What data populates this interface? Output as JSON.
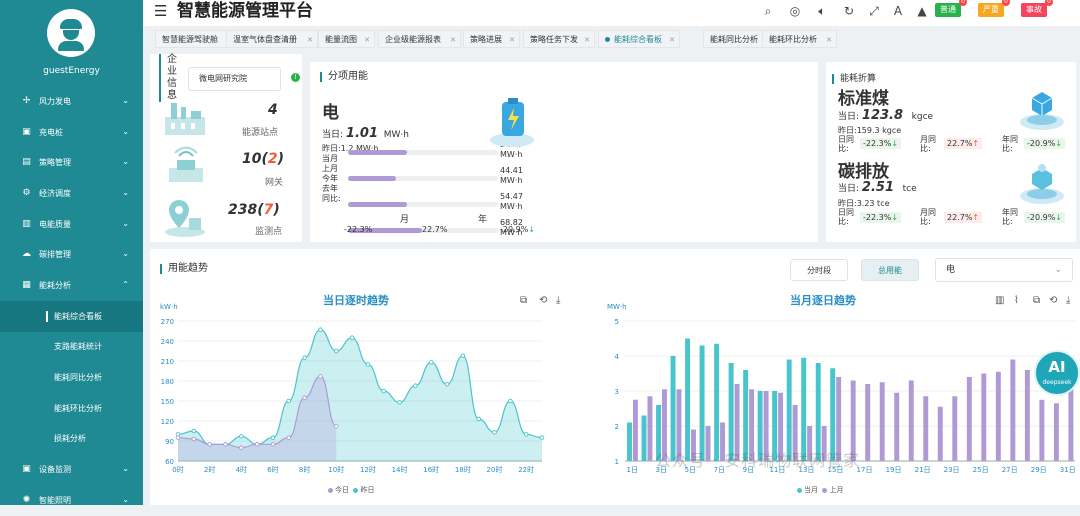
{
  "app": {
    "title": "智慧能源管理平台"
  },
  "user": {
    "name": "guestEnergy"
  },
  "sidebar": {
    "items": [
      {
        "label": "风力发电",
        "icon": "wind-icon"
      },
      {
        "label": "充电桩",
        "icon": "charger-icon"
      },
      {
        "label": "策略管理",
        "icon": "strategy-icon"
      },
      {
        "label": "经济调度",
        "icon": "dispatch-icon"
      },
      {
        "label": "电能质量",
        "icon": "quality-icon"
      },
      {
        "label": "碳排管理",
        "icon": "carbon-icon"
      },
      {
        "label": "能耗分析",
        "icon": "analysis-icon"
      }
    ],
    "subitems": [
      "能耗综合看板",
      "支路能耗统计",
      "能耗同比分析",
      "能耗环比分析",
      "损耗分析"
    ],
    "bottom": [
      {
        "label": "设备监测",
        "icon": "monitor-icon"
      },
      {
        "label": "智能照明",
        "icon": "lighting-icon"
      }
    ]
  },
  "header": {
    "badges": [
      {
        "label": "普通",
        "count": "0",
        "color": "#27b34a"
      },
      {
        "label": "严重",
        "count": "0",
        "color": "#f5a623"
      },
      {
        "label": "事故",
        "count": "0",
        "color": "#f5455c"
      }
    ]
  },
  "tabs": [
    "智慧能源驾驶舱",
    "温室气体盘查清册",
    "能量流图",
    "企业级能源报表",
    "策略进展",
    "策略任务下发",
    "能耗综合看板",
    "能耗同比分析",
    "能耗环比分析"
  ],
  "enterprise": {
    "title": "企业信息",
    "name": "微电网研究院",
    "stats": [
      {
        "value": "4",
        "highlight": "",
        "label": "能源站点"
      },
      {
        "value": "10",
        "highlight": "2",
        "label": "网关"
      },
      {
        "value": "238",
        "highlight": "7",
        "label": "监测点"
      }
    ]
  },
  "itemized": {
    "title": "分项用能",
    "energy": "电",
    "today_label": "当日:",
    "today_value": "1.01",
    "today_unit": "MW·h",
    "row_labels": [
      "昨日:1.2 MW·h",
      "当月",
      "上月",
      "今年",
      "去年",
      "同比:"
    ],
    "bars": [
      {
        "value": "54.47 MW·h",
        "ratio": 0.72
      },
      {
        "value": "44.41 MW·h",
        "ratio": 0.58
      },
      {
        "value": "54.47 MW·h",
        "ratio": 0.72
      },
      {
        "value": "68.82 MW·h",
        "ratio": 0.9
      }
    ],
    "yoy": "-22.3%",
    "mom": "22.7%",
    "yoy2": "-20.9%",
    "month": "月",
    "year": "年"
  },
  "conversion": {
    "title": "能耗折算",
    "items": [
      {
        "name": "标准煤",
        "today": "123.8",
        "unit": "kgce",
        "yesterday": "159.3 kgce",
        "daily": "-22.3%",
        "monthly": "22.7%",
        "yearly": "-20.9%"
      },
      {
        "name": "碳排放",
        "today": "2.51",
        "unit": "tce",
        "yesterday": "3.23 tce",
        "daily": "-22.3%",
        "monthly": "22.7%",
        "yearly": "-20.9%"
      }
    ],
    "labels": {
      "today": "当日:",
      "yesterday": "昨日:",
      "daily": "日同比:",
      "monthly": "月同比:",
      "yearly": "年同比:"
    }
  },
  "trend": {
    "title": "用能趋势",
    "btn_period": "分时段",
    "btn_total": "总用能",
    "select": "电"
  },
  "chart_data": [
    {
      "type": "area",
      "title": "当日逐时趋势",
      "ylabel": "kW·h",
      "ylim": [
        60,
        270
      ],
      "yticks": [
        60,
        90,
        120,
        150,
        180,
        210,
        240,
        270
      ],
      "xticks": [
        "0时",
        "2时",
        "4时",
        "6时",
        "8时",
        "10时",
        "12时",
        "14时",
        "16时",
        "18时",
        "20时",
        "22时"
      ],
      "x": [
        0,
        1,
        2,
        3,
        4,
        5,
        6,
        7,
        8,
        9,
        10,
        11,
        12,
        13,
        14,
        15,
        16,
        17,
        18,
        19,
        20,
        21,
        22,
        23
      ],
      "series": [
        {
          "name": "今日",
          "color": "#b09ad6",
          "values": [
            95,
            93,
            85,
            85,
            80,
            85,
            85,
            95,
            155,
            187,
            112
          ]
        },
        {
          "name": "昨日",
          "color": "#48c5cc",
          "values": [
            100,
            105,
            85,
            85,
            97,
            85,
            95,
            150,
            215,
            257,
            225,
            245,
            205,
            165,
            148,
            173,
            208,
            175,
            218,
            123,
            103,
            150,
            100,
            95
          ]
        }
      ],
      "legend": "bottom"
    },
    {
      "type": "bar",
      "title": "当月逐日趋势",
      "ylabel": "MW·h",
      "ylim": [
        1,
        5
      ],
      "yticks": [
        1,
        2,
        3,
        4,
        5
      ],
      "xticks": [
        "1日",
        "3日",
        "5日",
        "7日",
        "9日",
        "11日",
        "13日",
        "15日",
        "17日",
        "19日",
        "21日",
        "23日",
        "25日",
        "27日",
        "29日",
        "31日"
      ],
      "x": [
        "1日",
        "2日",
        "3日",
        "4日",
        "5日",
        "6日",
        "7日",
        "8日",
        "9日",
        "10日",
        "11日",
        "12日",
        "13日",
        "14日",
        "15日",
        "16日",
        "17日",
        "18日",
        "19日",
        "20日",
        "21日",
        "22日",
        "23日",
        "24日",
        "25日",
        "26日",
        "27日",
        "28日",
        "29日",
        "30日",
        "31日"
      ],
      "series": [
        {
          "name": "当月",
          "color": "#48c5cc",
          "values": [
            2.1,
            2.3,
            2.6,
            4.0,
            4.5,
            4.3,
            4.35,
            3.8,
            3.6,
            3.0,
            3.0,
            3.9,
            3.95,
            3.8,
            3.65
          ]
        },
        {
          "name": "上月",
          "color": "#b09ad6",
          "values": [
            2.75,
            2.85,
            3.05,
            3.05,
            1.9,
            2.0,
            2.1,
            3.2,
            3.05,
            3.0,
            2.95,
            2.6,
            2.0,
            2.0,
            3.4,
            3.3,
            3.2,
            3.25,
            2.95,
            3.3,
            2.85,
            2.55,
            2.85,
            3.4,
            3.5,
            3.55,
            3.9,
            3.6,
            2.75,
            2.65,
            3.25
          ]
        }
      ],
      "legend": "bottom"
    }
  ],
  "ai": {
    "label": "AI",
    "sub": "deepseek"
  },
  "watermark": "公众号 · 安科瑞物联网管家"
}
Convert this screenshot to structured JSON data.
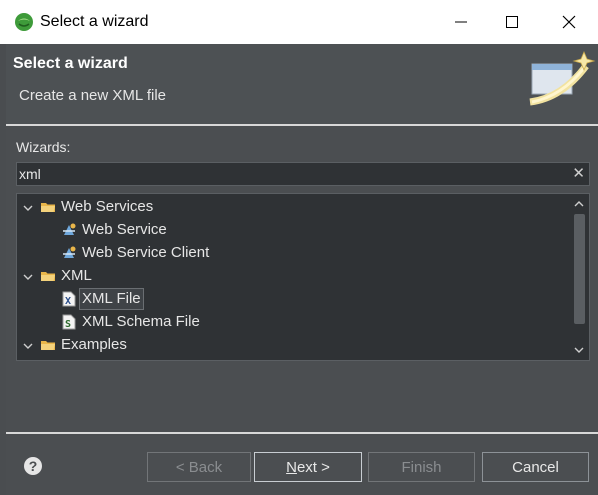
{
  "window": {
    "title": "Select a wizard",
    "icon": "eclipse-app-icon",
    "controls": [
      "minimize-icon",
      "maximize-icon",
      "close-icon"
    ]
  },
  "banner": {
    "title": "Select a wizard",
    "description": "Create a new XML file",
    "image": "wizard-banner-icon"
  },
  "wizards": {
    "label": "Wizards:",
    "filter_value": "xml",
    "clear_icon": "clear-icon"
  },
  "tree": {
    "items": [
      {
        "label": "Web Services",
        "level": 0,
        "expanded": true,
        "icon": "folder-icon"
      },
      {
        "label": "Web Service",
        "level": 1,
        "icon": "web-service-icon"
      },
      {
        "label": "Web Service Client",
        "level": 1,
        "icon": "web-service-client-icon"
      },
      {
        "label": "XML",
        "level": 0,
        "expanded": true,
        "icon": "folder-icon"
      },
      {
        "label": "XML File",
        "level": 1,
        "icon": "xml-file-icon",
        "selected": true
      },
      {
        "label": "XML Schema File",
        "level": 1,
        "icon": "xml-schema-file-icon"
      },
      {
        "label": "Examples",
        "level": 0,
        "expanded": true,
        "icon": "folder-icon"
      }
    ]
  },
  "buttons": {
    "back": {
      "label": "< Back",
      "enabled": false
    },
    "next_prefix": "N",
    "next_rest": "ext >",
    "finish": {
      "label": "Finish",
      "enabled": false
    },
    "cancel": {
      "label": "Cancel",
      "enabled": true
    }
  },
  "colors": {
    "dialog_bg": "#4b4e51",
    "tree_bg": "#2f3235",
    "text": "#e6e6e6",
    "folder": "#e9b64a"
  }
}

###

● **Work to be completed**
Copy exactly the lines from the one containing "Convert this screenshot" through the last line of the records above, including both, and omit every picture.

● **Final result**
Convert this screenshot to structured JSON data.
{
  "window": {
    "title": "Select a wizard",
    "icon": "eclipse-app-icon",
    "controls": [
      "minimize-icon",
      "maximize-icon",
      "close-icon"
    ]
  },
  "banner": {
    "title": "Select a wizard",
    "description": "Create a new XML file",
    "image": "wizard-banner-icon"
  },
  "wizards": {
    "label": "Wizards:",
    "filter_value": "xml",
    "clear_icon": "clear-icon"
  },
  "tree": {
    "items": [
      {
        "label": "Web Services",
        "level": 0,
        "expanded": true,
        "icon": "folder-icon"
      },
      {
        "label": "Web Service",
        "level": 1,
        "icon": "web-service-icon"
      },
      {
        "label": "Web Service Client",
        "level": 1,
        "icon": "web-service-client-icon"
      },
      {
        "label": "XML",
        "level": 0,
        "expanded": true,
        "icon": "folder-icon"
      },
      {
        "label": "XML File",
        "level": 1,
        "icon": "xml-file-icon",
        "selected": true
      },
      {
        "label": "XML Schema File",
        "level": 1,
        "icon": "xml-schema-file-icon"
      },
      {
        "label": "Examples",
        "level": 0,
        "expanded": true,
        "icon": "folder-icon"
      }
    ]
  },
  "buttons": {
    "back": {
      "label": "< Back",
      "enabled": false
    },
    "next_prefix": "N",
    "next_rest": "ext >",
    "finish": {
      "label": "Finish",
      "enabled": false
    },
    "cancel": {
      "label": "Cancel",
      "enabled": true
    }
  },
  "colors": {
    "dialog_bg": "#4b4e51",
    "tree_bg": "#2f3235",
    "text": "#e6e6e6",
    "folder": "#e9b64a"
  }
}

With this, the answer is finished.